REQUIREMENTS
The records that follow should be retyped word for word.

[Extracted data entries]

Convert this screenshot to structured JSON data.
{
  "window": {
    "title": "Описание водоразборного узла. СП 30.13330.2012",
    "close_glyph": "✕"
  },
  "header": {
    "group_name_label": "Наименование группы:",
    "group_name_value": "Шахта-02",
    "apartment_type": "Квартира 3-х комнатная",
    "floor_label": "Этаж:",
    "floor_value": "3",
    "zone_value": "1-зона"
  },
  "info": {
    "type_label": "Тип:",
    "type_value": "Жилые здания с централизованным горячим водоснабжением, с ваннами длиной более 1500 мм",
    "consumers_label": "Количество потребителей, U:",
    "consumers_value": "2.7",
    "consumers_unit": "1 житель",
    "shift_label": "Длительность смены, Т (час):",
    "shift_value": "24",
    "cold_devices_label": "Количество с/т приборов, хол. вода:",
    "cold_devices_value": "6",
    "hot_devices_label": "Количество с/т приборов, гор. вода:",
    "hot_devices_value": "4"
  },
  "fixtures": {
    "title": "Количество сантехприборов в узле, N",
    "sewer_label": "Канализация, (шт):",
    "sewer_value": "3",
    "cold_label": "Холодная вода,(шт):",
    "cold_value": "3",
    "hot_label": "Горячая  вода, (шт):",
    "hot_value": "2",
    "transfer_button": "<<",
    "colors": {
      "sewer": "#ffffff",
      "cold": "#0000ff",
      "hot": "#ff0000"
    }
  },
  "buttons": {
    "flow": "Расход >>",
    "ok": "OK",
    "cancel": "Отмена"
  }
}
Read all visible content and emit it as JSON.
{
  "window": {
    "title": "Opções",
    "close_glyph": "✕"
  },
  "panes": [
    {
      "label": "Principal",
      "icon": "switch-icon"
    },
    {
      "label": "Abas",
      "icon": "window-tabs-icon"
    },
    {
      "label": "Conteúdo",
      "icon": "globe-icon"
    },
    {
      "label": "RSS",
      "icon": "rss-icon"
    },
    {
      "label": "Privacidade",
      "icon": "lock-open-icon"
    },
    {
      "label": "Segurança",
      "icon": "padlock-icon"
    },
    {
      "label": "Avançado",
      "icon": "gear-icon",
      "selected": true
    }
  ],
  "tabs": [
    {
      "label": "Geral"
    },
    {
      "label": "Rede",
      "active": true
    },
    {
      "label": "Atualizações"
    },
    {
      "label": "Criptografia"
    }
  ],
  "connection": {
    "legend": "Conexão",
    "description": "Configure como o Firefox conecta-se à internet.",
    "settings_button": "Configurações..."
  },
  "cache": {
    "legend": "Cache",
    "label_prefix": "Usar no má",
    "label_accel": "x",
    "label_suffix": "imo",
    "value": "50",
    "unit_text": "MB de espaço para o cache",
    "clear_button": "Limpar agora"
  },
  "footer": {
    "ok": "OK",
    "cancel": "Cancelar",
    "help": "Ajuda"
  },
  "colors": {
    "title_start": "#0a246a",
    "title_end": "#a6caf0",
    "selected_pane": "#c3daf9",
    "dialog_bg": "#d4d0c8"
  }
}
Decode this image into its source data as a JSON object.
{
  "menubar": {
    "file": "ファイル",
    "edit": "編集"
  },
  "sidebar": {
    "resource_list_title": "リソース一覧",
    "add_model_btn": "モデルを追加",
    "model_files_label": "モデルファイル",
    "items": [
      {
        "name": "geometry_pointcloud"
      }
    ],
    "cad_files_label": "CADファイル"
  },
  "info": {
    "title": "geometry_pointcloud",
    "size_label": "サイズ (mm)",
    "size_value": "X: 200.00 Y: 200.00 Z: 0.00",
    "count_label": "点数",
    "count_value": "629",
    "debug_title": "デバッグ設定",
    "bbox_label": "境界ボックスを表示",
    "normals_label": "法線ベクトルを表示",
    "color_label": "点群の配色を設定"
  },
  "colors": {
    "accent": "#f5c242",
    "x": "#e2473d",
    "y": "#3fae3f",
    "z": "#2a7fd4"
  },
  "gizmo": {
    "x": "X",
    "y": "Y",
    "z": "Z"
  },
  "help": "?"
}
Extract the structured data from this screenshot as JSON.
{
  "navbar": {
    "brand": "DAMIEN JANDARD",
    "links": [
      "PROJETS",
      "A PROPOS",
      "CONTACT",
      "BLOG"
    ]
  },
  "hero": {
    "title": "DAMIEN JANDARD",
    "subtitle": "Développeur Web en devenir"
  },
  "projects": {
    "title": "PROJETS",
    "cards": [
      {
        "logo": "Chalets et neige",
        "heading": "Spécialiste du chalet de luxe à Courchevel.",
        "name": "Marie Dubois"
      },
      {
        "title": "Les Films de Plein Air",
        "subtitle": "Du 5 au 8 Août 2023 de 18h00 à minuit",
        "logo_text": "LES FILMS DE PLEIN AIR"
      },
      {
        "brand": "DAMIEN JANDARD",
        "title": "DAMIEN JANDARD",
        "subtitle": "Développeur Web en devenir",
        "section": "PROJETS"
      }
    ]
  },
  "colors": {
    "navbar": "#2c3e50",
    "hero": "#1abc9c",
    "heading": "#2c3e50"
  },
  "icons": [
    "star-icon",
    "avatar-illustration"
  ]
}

WRITTEN REPLY
Convert this screenshot to structured JSON data.
{
  "window": {
    "title": "Описание водоразборного узла. СП 30.13330.2012",
    "close_glyph": "✕"
  },
  "header": {
    "group_name_label": "Наименование группы:",
    "group_name_value": "Шахта-02",
    "apartment_type": "Квартира 3-х комнатная",
    "floor_label": "Этаж:",
    "floor_value": "3",
    "zone_value": "1-зона"
  },
  "info": {
    "type_label": "Тип:",
    "type_value": "Жилые здания с централизованным горячим водоснабжением, с ваннами длиной более 1500 мм",
    "consumers_label": "Количество потребителей, U:",
    "consumers_value": "2.7",
    "consumers_unit": "1 житель",
    "shift_label": "Длительность смены, Т (час):",
    "shift_value": "24",
    "cold_devices_label": "Количество с/т приборов, хол. вода:",
    "cold_devices_value": "6",
    "hot_devices_label": "Количество с/т приборов, гор. вода:",
    "hot_devices_value": "4"
  },
  "fixtures": {
    "title": "Количество сантехприборов в узле, N",
    "sewer_label": "Канализация, (шт):",
    "sewer_value": "3",
    "cold_label": "Холодная вода,(шт):",
    "cold_value": "3",
    "hot_label": "Горячая  вода, (шт):",
    "hot_value": "2",
    "transfer_button": "<<",
    "colors": {
      "sewer": "#ffffff",
      "cold": "#0000ff",
      "hot": "#ff0000"
    }
  },
  "buttons": {
    "flow": "Расход >>",
    "ok": "OK",
    "cancel": "Отмена"
  }
}
Read all visible content and emit it as JSON.
{
  "window": {
    "title": "Opções",
    "close_glyph": "✕"
  },
  "panes": [
    {
      "label": "Principal",
      "icon": "switch-icon"
    },
    {
      "label": "Abas",
      "icon": "window-tabs-icon"
    },
    {
      "label": "Conteúdo",
      "icon": "globe-icon"
    },
    {
      "label": "RSS",
      "icon": "rss-icon"
    },
    {
      "label": "Privacidade",
      "icon": "lock-open-icon"
    },
    {
      "label": "Segurança",
      "icon": "padlock-icon"
    },
    {
      "label": "Avançado",
      "icon": "gear-icon",
      "selected": true
    }
  ],
  "tabs": [
    {
      "label": "Geral"
    },
    {
      "label": "Rede",
      "active": true
    },
    {
      "label": "Atualizações"
    },
    {
      "label": "Criptografia"
    }
  ],
  "connection": {
    "legend": "Conexão",
    "description": "Configure como o Firefox conecta-se à internet.",
    "settings_button": "Configurações..."
  },
  "cache": {
    "legend": "Cache",
    "label_prefix": "Usar no má",
    "label_accel": "x",
    "label_suffix": "imo",
    "value": "50",
    "unit_text": "MB de espaço para o cache",
    "clear_button": "Limpar agora"
  },
  "footer": {
    "ok": "OK",
    "cancel": "Cancelar",
    "help": "Ajuda"
  },
  "colors": {
    "title_start": "#0a246a",
    "title_end": "#a6caf0",
    "selected_pane": "#c3daf9",
    "dialog_bg": "#d4d0c8"
  }
}
Decode this image into its source data as a JSON object.
{
  "menubar": {
    "file": "ファイル",
    "edit": "編集"
  },
  "sidebar": {
    "resource_list_title": "リソース一覧",
    "add_model_btn": "モデルを追加",
    "model_files_label": "モデルファイル",
    "items": [
      {
        "name": "geometry_pointcloud"
      }
    ],
    "cad_files_label": "CADファイル"
  },
  "info": {
    "title": "geometry_pointcloud",
    "size_label": "サイズ (mm)",
    "size_value": "X: 200.00 Y: 200.00 Z: 0.00",
    "count_label": "点数",
    "count_value": "629",
    "debug_title": "デバッグ設定",
    "bbox_label": "境界ボックスを表示",
    "normals_label": "法線ベクトルを表示",
    "color_label": "点群の配色を設定"
  },
  "colors": {
    "accent": "#f5c242",
    "x": "#e2473d",
    "y": "#3fae3f",
    "z": "#2a7fd4"
  },
  "gizmo": {
    "x": "X",
    "y": "Y",
    "z": "Z"
  },
  "help": "?"
}
Extract the structured data from this screenshot as JSON.
{
  "navbar": {
    "brand": "DAMIEN JANDARD",
    "links": [
      "PROJETS",
      "A PROPOS",
      "CONTACT",
      "BLOG"
    ]
  },
  "hero": {
    "title": "DAMIEN JANDARD",
    "subtitle": "Développeur Web en devenir"
  },
  "projects": {
    "title": "PROJETS",
    "cards": [
      {
        "logo": "Chalets et neige",
        "heading": "Spécialiste du chalet de luxe à Courchevel.",
        "name": "Marie Dubois"
      },
      {
        "title": "Les Films de Plein Air",
        "subtitle": "Du 5 au 8 Août 2023 de 18h00 à minuit",
        "logo_text": "LES FILMS DE PLEIN AIR"
      },
      {
        "brand": "DAMIEN JANDARD",
        "title": "DAMIEN JANDARD",
        "subtitle": "Développeur Web en devenir",
        "section": "PROJETS"
      }
    ]
  },
  "colors": {
    "navbar": "#2c3e50",
    "hero": "#1abc9c",
    "heading": "#2c3e50"
  },
  "icons": [
    "star-icon",
    "avatar-illustration"
  ]
}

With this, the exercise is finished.